**Aim of the task:** Write out every record below exactly as it appears.

━━━━━━━━━━━━━━━━━━━━━━━━━━━━━━

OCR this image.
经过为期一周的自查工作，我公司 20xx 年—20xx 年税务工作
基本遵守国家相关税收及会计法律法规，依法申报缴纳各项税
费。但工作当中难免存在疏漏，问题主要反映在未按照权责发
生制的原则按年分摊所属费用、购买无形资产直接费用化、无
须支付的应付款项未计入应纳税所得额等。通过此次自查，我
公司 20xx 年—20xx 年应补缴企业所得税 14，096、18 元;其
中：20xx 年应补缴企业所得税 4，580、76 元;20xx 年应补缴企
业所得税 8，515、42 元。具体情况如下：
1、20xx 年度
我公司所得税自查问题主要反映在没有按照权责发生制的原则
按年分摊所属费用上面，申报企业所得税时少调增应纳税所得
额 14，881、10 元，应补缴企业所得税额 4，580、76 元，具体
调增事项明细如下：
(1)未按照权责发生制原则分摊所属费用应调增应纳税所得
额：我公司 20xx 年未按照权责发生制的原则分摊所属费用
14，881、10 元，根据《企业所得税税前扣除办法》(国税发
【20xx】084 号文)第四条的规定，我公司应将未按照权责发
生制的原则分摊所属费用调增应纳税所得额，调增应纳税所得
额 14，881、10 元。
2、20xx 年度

━━━━━━━━━━━━━━━━━━━━━━━━━━━━━━

**Solution to this problem:**
OCR this image.
经过为期一周的自查工作，我公司 20xx 年—20xx 年税务工作
基本遵守国家相关税收及会计法律法规，依法申报缴纳各项税
费。但工作当中难免存在疏漏，问题主要反映在未按照权责发
生制的原则按年分摊所属费用、购买无形资产直接费用化、无
须支付的应付款项未计入应纳税所得额等。通过此次自查，我
公司 20xx 年—20xx 年应补缴企业所得税 14，096、18 元;其
中：20xx 年应补缴企业所得税 4，580、76 元;20xx 年应补缴企
业所得税 8，515、42 元。具体情况如下：
1、20xx 年度
我公司所得税自查问题主要反映在没有按照权责发生制的原则
按年分摊所属费用上面，申报企业所得税时少调增应纳税所得
额 14，881、10 元，应补缴企业所得税额 4，580、76 元，具体
调增事项明细如下：
(1)未按照权责发生制原则分摊所属费用应调增应纳税所得
额：我公司 20xx 年未按照权责发生制的原则分摊所属费用
14，881、10 元，根据《企业所得税税前扣除办法》(国税发
【20xx】084 号文)第四条的规定，我公司应将未按照权责发
生制的原则分摊所属费用调增应纳税所得额，调增应纳税所得
额 14，881、10 元。
2、20xx 年度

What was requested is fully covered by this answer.